• Task goal:
Repeat every line of the data exactly, but not the pictures.

• Records for processing:
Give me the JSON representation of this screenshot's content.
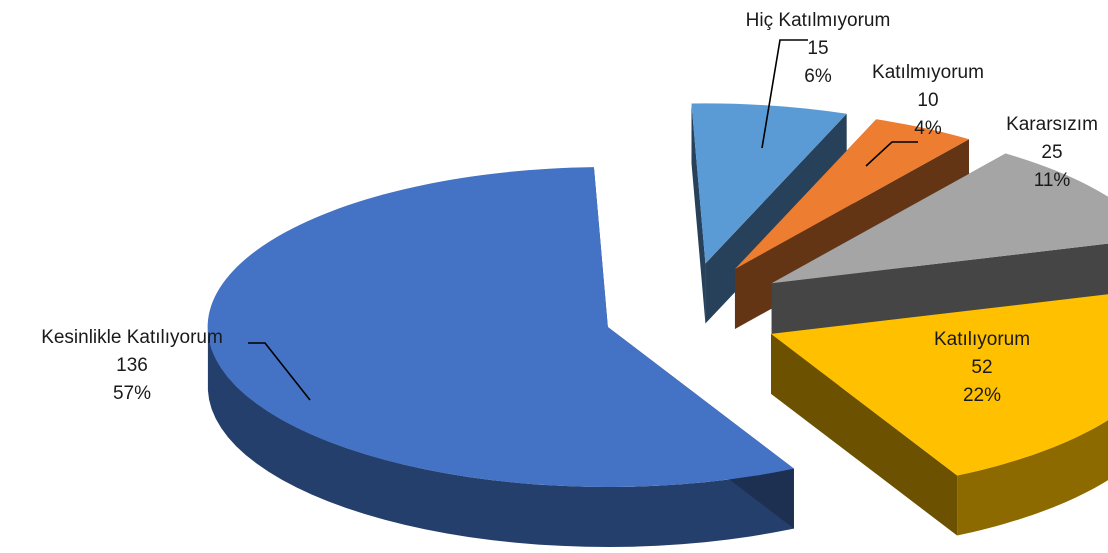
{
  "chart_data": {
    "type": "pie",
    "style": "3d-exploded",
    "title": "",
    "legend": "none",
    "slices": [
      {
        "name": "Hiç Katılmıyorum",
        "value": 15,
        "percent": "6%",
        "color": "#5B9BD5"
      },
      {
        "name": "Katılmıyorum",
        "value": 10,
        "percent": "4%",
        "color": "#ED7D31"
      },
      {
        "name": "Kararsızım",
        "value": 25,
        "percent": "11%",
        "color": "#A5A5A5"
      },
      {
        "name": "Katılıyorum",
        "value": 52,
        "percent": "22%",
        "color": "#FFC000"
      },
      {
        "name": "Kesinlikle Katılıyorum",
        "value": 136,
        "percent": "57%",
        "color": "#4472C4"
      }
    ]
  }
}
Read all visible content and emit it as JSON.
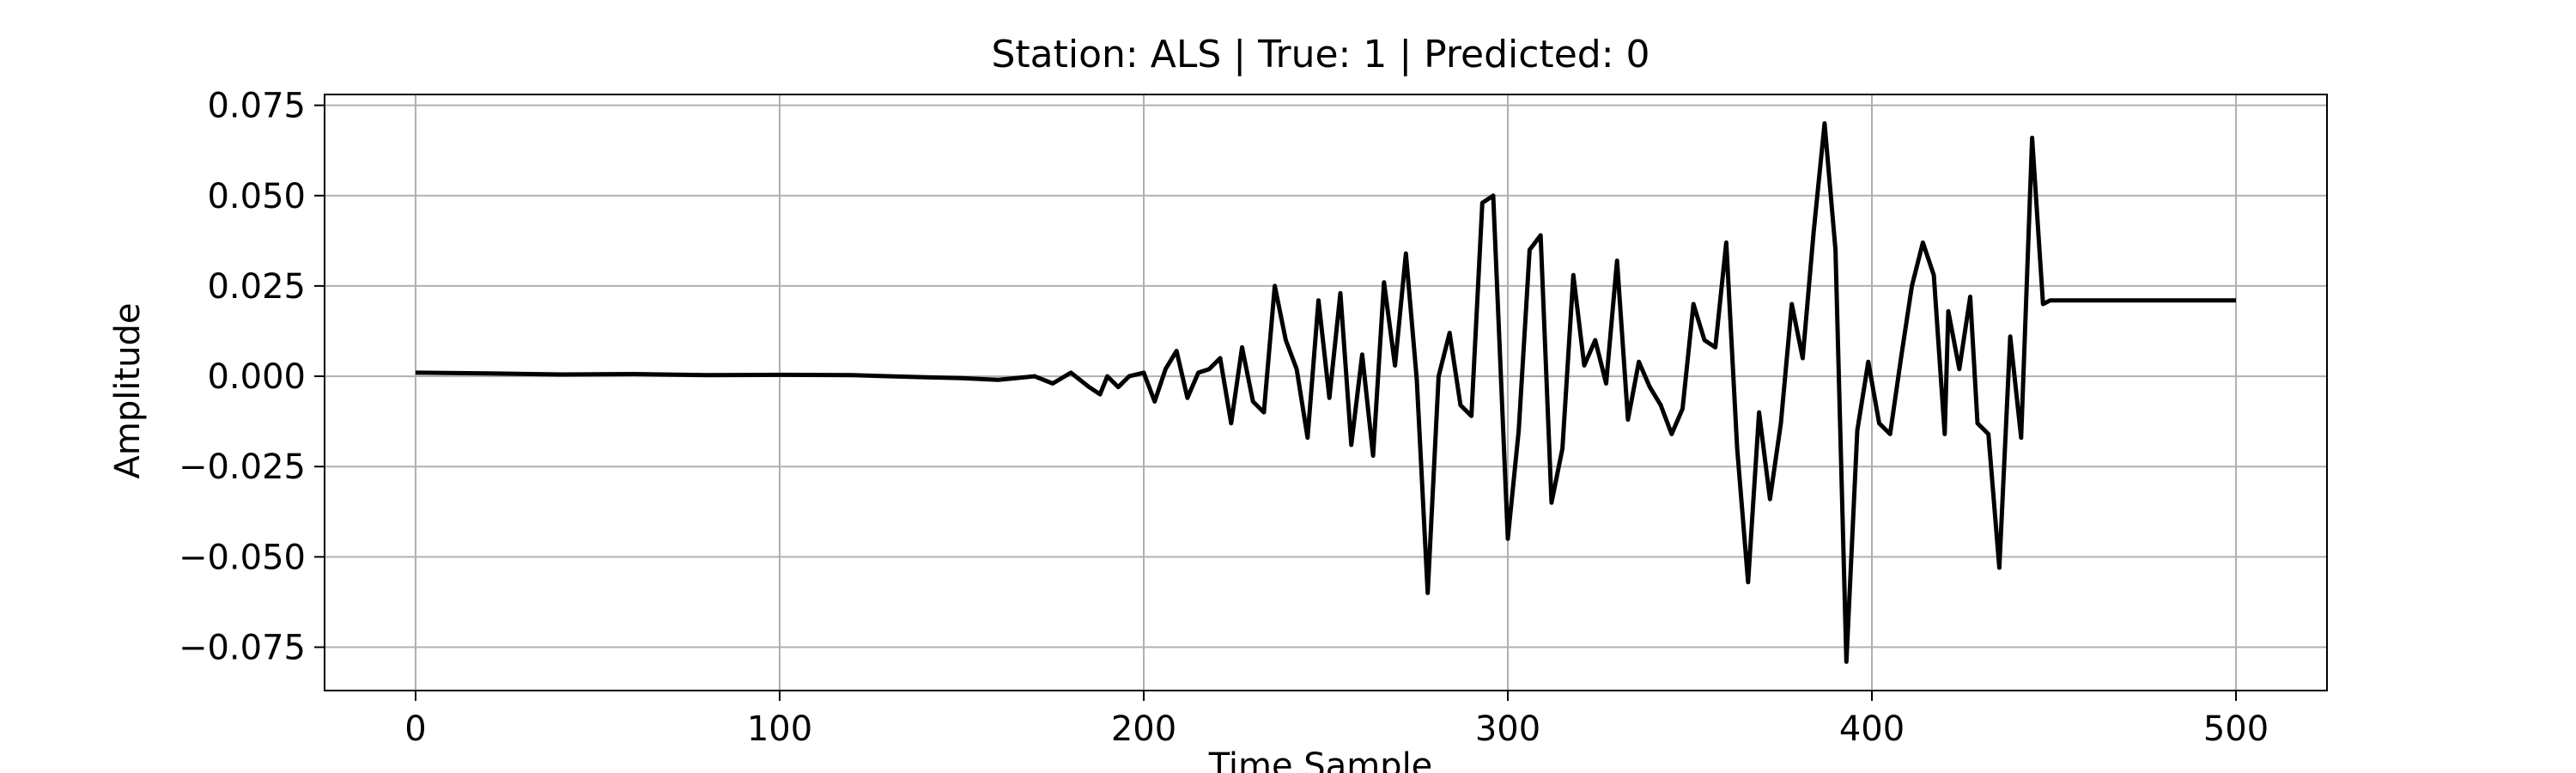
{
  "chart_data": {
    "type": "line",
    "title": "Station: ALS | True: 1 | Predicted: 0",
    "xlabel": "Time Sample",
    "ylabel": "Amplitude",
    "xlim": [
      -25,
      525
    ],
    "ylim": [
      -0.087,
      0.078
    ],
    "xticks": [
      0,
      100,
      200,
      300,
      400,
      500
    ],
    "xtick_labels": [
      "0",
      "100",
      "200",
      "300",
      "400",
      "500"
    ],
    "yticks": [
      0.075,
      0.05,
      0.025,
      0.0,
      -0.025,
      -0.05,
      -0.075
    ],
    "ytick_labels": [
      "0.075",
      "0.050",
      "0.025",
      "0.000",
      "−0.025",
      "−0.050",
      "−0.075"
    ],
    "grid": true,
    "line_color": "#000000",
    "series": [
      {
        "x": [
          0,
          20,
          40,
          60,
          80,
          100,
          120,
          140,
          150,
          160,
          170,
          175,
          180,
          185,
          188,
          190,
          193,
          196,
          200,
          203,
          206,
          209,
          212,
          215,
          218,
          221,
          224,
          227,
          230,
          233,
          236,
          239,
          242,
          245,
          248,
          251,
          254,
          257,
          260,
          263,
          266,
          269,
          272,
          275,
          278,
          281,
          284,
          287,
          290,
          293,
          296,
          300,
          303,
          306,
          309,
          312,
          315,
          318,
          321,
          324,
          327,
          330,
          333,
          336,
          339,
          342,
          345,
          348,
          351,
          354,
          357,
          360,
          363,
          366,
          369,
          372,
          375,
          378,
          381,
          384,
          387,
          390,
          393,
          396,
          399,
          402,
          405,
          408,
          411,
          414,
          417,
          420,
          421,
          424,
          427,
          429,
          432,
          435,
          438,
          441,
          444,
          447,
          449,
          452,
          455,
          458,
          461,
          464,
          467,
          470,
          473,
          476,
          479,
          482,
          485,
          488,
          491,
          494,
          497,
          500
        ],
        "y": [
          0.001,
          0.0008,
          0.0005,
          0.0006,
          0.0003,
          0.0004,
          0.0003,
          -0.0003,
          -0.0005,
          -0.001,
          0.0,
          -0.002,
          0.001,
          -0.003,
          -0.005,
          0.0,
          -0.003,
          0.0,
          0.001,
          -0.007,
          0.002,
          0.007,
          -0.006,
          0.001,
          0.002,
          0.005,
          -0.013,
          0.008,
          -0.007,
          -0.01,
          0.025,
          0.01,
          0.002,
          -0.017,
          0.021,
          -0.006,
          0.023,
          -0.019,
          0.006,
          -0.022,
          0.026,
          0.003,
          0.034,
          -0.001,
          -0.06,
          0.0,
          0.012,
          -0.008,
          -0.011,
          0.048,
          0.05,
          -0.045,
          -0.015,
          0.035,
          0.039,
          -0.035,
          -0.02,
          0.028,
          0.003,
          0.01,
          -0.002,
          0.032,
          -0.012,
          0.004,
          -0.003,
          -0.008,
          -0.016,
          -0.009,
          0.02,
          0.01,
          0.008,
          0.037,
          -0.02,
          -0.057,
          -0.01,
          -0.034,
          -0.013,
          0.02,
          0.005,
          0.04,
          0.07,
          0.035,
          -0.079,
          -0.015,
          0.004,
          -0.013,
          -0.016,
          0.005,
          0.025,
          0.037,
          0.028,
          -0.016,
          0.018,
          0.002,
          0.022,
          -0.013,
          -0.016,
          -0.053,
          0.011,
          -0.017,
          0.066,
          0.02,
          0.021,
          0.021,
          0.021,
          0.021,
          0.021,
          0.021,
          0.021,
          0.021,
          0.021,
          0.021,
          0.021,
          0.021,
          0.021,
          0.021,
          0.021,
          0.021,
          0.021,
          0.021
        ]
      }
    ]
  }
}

• Exercise result:
Give me the JSON representation of this screenshot's content.
{
  "chart_data": {
    "type": "pie",
    "style": "3d-exploded",
    "title": "",
    "legend": "none",
    "slices": [
      {
        "name": "Hiç Katılmıyorum",
        "value": 15,
        "percent": "6%",
        "color": "#5B9BD5"
      },
      {
        "name": "Katılmıyorum",
        "value": 10,
        "percent": "4%",
        "color": "#ED7D31"
      },
      {
        "name": "Kararsızım",
        "value": 25,
        "percent": "11%",
        "color": "#A5A5A5"
      },
      {
        "name": "Katılıyorum",
        "value": 52,
        "percent": "22%",
        "color": "#FFC000"
      },
      {
        "name": "Kesinlikle Katılıyorum",
        "value": 136,
        "percent": "57%",
        "color": "#4472C4"
      }
    ]
  }
}
Read all visible content and emit it as JSON.
{
  "chart_data": {
    "type": "line",
    "title": "Station: ALS | True: 1 | Predicted: 0",
    "xlabel": "Time Sample",
    "ylabel": "Amplitude",
    "xlim": [
      -25,
      525
    ],
    "ylim": [
      -0.087,
      0.078
    ],
    "xticks": [
      0,
      100,
      200,
      300,
      400,
      500
    ],
    "xtick_labels": [
      "0",
      "100",
      "200",
      "300",
      "400",
      "500"
    ],
    "yticks": [
      0.075,
      0.05,
      0.025,
      0.0,
      -0.025,
      -0.05,
      -0.075
    ],
    "ytick_labels": [
      "0.075",
      "0.050",
      "0.025",
      "0.000",
      "−0.025",
      "−0.050",
      "−0.075"
    ],
    "grid": true,
    "line_color": "#000000",
    "series": [
      {
        "x": [
          0,
          20,
          40,
          60,
          80,
          100,
          120,
          140,
          150,
          160,
          170,
          175,
          180,
          185,
          188,
          190,
          193,
          196,
          200,
          203,
          206,
          209,
          212,
          215,
          218,
          221,
          224,
          227,
          230,
          233,
          236,
          239,
          242,
          245,
          248,
          251,
          254,
          257,
          260,
          263,
          266,
          269,
          272,
          275,
          278,
          281,
          284,
          287,
          290,
          293,
          296,
          300,
          303,
          306,
          309,
          312,
          315,
          318,
          321,
          324,
          327,
          330,
          333,
          336,
          339,
          342,
          345,
          348,
          351,
          354,
          357,
          360,
          363,
          366,
          369,
          372,
          375,
          378,
          381,
          384,
          387,
          390,
          393,
          396,
          399,
          402,
          405,
          408,
          411,
          414,
          417,
          420,
          421,
          424,
          427,
          429,
          432,
          435,
          438,
          441,
          444,
          447,
          449,
          452,
          455,
          458,
          461,
          464,
          467,
          470,
          473,
          476,
          479,
          482,
          485,
          488,
          491,
          494,
          497,
          500
        ],
        "y": [
          0.001,
          0.0008,
          0.0005,
          0.0006,
          0.0003,
          0.0004,
          0.0003,
          -0.0003,
          -0.0005,
          -0.001,
          0.0,
          -0.002,
          0.001,
          -0.003,
          -0.005,
          0.0,
          -0.003,
          0.0,
          0.001,
          -0.007,
          0.002,
          0.007,
          -0.006,
          0.001,
          0.002,
          0.005,
          -0.013,
          0.008,
          -0.007,
          -0.01,
          0.025,
          0.01,
          0.002,
          -0.017,
          0.021,
          -0.006,
          0.023,
          -0.019,
          0.006,
          -0.022,
          0.026,
          0.003,
          0.034,
          -0.001,
          -0.06,
          0.0,
          0.012,
          -0.008,
          -0.011,
          0.048,
          0.05,
          -0.045,
          -0.015,
          0.035,
          0.039,
          -0.035,
          -0.02,
          0.028,
          0.003,
          0.01,
          -0.002,
          0.032,
          -0.012,
          0.004,
          -0.003,
          -0.008,
          -0.016,
          -0.009,
          0.02,
          0.01,
          0.008,
          0.037,
          -0.02,
          -0.057,
          -0.01,
          -0.034,
          -0.013,
          0.02,
          0.005,
          0.04,
          0.07,
          0.035,
          -0.079,
          -0.015,
          0.004,
          -0.013,
          -0.016,
          0.005,
          0.025,
          0.037,
          0.028,
          -0.016,
          0.018,
          0.002,
          0.022,
          -0.013,
          -0.016,
          -0.053,
          0.011,
          -0.017,
          0.066,
          0.02,
          0.021,
          0.021,
          0.021,
          0.021,
          0.021,
          0.021,
          0.021,
          0.021,
          0.021,
          0.021,
          0.021,
          0.021,
          0.021,
          0.021,
          0.021,
          0.021,
          0.021,
          0.021
        ]
      }
    ]
  }
}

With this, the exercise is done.